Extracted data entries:
--- Start ---

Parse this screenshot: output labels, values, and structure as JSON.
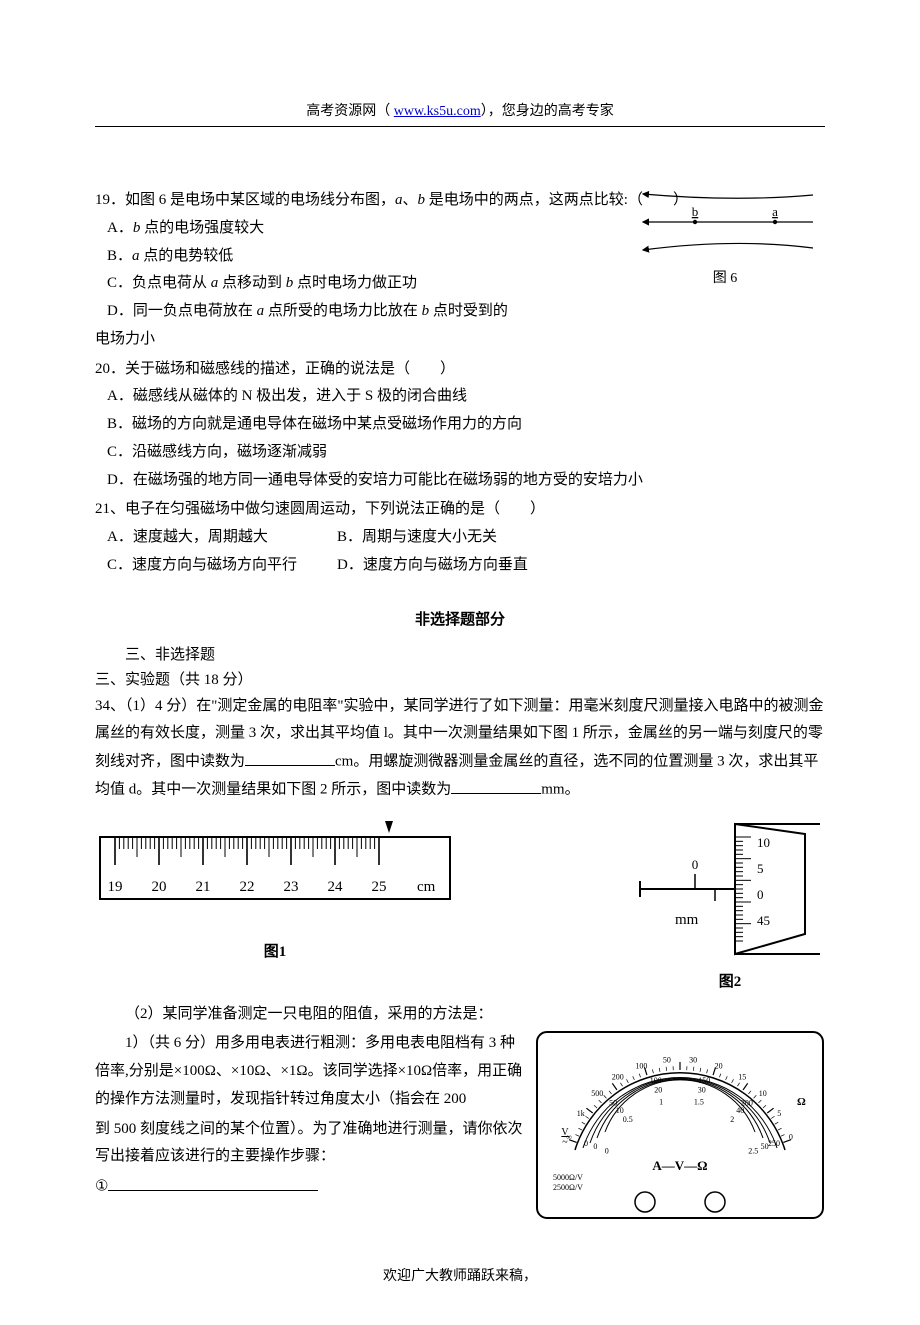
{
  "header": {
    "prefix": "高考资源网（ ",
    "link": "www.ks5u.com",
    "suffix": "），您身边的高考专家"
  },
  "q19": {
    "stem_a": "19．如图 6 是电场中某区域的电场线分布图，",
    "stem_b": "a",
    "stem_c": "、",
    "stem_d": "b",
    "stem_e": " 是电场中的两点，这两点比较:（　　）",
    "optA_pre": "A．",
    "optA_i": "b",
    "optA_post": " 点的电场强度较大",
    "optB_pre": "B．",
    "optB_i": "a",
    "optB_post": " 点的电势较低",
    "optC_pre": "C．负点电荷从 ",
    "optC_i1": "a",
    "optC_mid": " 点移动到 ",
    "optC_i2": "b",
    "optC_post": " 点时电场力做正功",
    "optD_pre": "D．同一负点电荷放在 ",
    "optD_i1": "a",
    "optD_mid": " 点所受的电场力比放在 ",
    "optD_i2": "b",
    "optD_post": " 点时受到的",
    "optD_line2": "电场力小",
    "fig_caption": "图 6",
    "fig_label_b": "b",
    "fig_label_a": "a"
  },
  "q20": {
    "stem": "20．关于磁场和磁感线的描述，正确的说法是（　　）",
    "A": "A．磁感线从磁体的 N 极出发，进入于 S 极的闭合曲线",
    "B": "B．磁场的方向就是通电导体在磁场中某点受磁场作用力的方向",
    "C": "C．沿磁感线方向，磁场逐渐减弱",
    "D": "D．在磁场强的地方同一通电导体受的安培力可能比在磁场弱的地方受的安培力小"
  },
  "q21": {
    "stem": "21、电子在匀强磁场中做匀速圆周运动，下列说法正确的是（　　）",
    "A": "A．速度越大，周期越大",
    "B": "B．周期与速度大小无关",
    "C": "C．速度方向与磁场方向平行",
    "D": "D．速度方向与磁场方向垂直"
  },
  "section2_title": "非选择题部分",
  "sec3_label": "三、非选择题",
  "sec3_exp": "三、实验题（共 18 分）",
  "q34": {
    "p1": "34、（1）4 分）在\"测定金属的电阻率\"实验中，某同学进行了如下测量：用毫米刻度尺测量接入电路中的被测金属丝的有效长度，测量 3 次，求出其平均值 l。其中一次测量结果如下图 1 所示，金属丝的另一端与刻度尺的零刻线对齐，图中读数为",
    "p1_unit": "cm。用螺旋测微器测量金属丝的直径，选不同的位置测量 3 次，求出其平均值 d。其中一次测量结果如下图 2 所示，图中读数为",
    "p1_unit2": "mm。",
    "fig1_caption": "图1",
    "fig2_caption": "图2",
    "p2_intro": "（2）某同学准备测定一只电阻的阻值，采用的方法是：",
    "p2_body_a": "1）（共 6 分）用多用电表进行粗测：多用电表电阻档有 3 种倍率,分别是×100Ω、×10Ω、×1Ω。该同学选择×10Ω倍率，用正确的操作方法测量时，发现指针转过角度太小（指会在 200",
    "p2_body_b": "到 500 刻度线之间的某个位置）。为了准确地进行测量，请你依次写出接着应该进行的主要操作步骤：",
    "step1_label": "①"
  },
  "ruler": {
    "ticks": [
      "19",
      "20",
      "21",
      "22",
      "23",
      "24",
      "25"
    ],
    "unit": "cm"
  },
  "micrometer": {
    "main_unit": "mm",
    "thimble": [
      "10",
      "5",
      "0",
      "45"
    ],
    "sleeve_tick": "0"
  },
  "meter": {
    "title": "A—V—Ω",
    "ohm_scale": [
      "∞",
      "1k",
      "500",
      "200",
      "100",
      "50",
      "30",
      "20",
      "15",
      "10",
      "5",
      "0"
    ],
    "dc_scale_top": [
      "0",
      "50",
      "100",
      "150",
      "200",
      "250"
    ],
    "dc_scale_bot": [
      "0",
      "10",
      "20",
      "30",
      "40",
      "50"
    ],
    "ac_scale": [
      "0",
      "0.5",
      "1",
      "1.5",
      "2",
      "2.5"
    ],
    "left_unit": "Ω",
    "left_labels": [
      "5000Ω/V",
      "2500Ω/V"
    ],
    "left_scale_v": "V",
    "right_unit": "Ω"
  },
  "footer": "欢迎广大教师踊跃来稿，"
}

--- End ---

Retype everything in the material word for word, minus pictures.

Parse this screenshot: output labels, values, and structure as JSON.
{
  "header": {
    "prefix": "高考资源网（ ",
    "link": "www.ks5u.com",
    "suffix": "），您身边的高考专家"
  },
  "q19": {
    "stem_a": "19．如图 6 是电场中某区域的电场线分布图，",
    "stem_b": "a",
    "stem_c": "、",
    "stem_d": "b",
    "stem_e": " 是电场中的两点，这两点比较:（　　）",
    "optA_pre": "A．",
    "optA_i": "b",
    "optA_post": " 点的电场强度较大",
    "optB_pre": "B．",
    "optB_i": "a",
    "optB_post": " 点的电势较低",
    "optC_pre": "C．负点电荷从 ",
    "optC_i1": "a",
    "optC_mid": " 点移动到 ",
    "optC_i2": "b",
    "optC_post": " 点时电场力做正功",
    "optD_pre": "D．同一负点电荷放在 ",
    "optD_i1": "a",
    "optD_mid": " 点所受的电场力比放在 ",
    "optD_i2": "b",
    "optD_post": " 点时受到的",
    "optD_line2": "电场力小",
    "fig_caption": "图 6",
    "fig_label_b": "b",
    "fig_label_a": "a"
  },
  "q20": {
    "stem": "20．关于磁场和磁感线的描述，正确的说法是（　　）",
    "A": "A．磁感线从磁体的 N 极出发，进入于 S 极的闭合曲线",
    "B": "B．磁场的方向就是通电导体在磁场中某点受磁场作用力的方向",
    "C": "C．沿磁感线方向，磁场逐渐减弱",
    "D": "D．在磁场强的地方同一通电导体受的安培力可能比在磁场弱的地方受的安培力小"
  },
  "q21": {
    "stem": "21、电子在匀强磁场中做匀速圆周运动，下列说法正确的是（　　）",
    "A": "A．速度越大，周期越大",
    "B": "B．周期与速度大小无关",
    "C": "C．速度方向与磁场方向平行",
    "D": "D．速度方向与磁场方向垂直"
  },
  "section2_title": "非选择题部分",
  "sec3_label": "三、非选择题",
  "sec3_exp": "三、实验题（共 18 分）",
  "q34": {
    "p1": "34、（1）4 分）在\"测定金属的电阻率\"实验中，某同学进行了如下测量：用毫米刻度尺测量接入电路中的被测金属丝的有效长度，测量 3 次，求出其平均值 l。其中一次测量结果如下图 1 所示，金属丝的另一端与刻度尺的零刻线对齐，图中读数为",
    "p1_unit": "cm。用螺旋测微器测量金属丝的直径，选不同的位置测量 3 次，求出其平均值 d。其中一次测量结果如下图 2 所示，图中读数为",
    "p1_unit2": "mm。",
    "fig1_caption": "图1",
    "fig2_caption": "图2",
    "p2_intro": "（2）某同学准备测定一只电阻的阻值，采用的方法是：",
    "p2_body_a": "1）（共 6 分）用多用电表进行粗测：多用电表电阻档有 3 种倍率,分别是×100Ω、×10Ω、×1Ω。该同学选择×10Ω倍率，用正确的操作方法测量时，发现指针转过角度太小（指会在 200",
    "p2_body_b": "到 500 刻度线之间的某个位置）。为了准确地进行测量，请你依次写出接着应该进行的主要操作步骤：",
    "step1_label": "①"
  },
  "ruler": {
    "ticks": [
      "19",
      "20",
      "21",
      "22",
      "23",
      "24",
      "25"
    ],
    "unit": "cm"
  },
  "micrometer": {
    "main_unit": "mm",
    "thimble": [
      "10",
      "5",
      "0",
      "45"
    ],
    "sleeve_tick": "0"
  },
  "meter": {
    "title": "A—V—Ω",
    "ohm_scale": [
      "∞",
      "1k",
      "500",
      "200",
      "100",
      "50",
      "30",
      "20",
      "15",
      "10",
      "5",
      "0"
    ],
    "dc_scale_top": [
      "0",
      "50",
      "100",
      "150",
      "200",
      "250"
    ],
    "dc_scale_bot": [
      "0",
      "10",
      "20",
      "30",
      "40",
      "50"
    ],
    "ac_scale": [
      "0",
      "0.5",
      "1",
      "1.5",
      "2",
      "2.5"
    ],
    "left_unit": "Ω",
    "left_labels": [
      "5000Ω/V",
      "2500Ω/V"
    ],
    "left_scale_v": "V",
    "right_unit": "Ω"
  },
  "footer": "欢迎广大教师踊跃来稿，"
}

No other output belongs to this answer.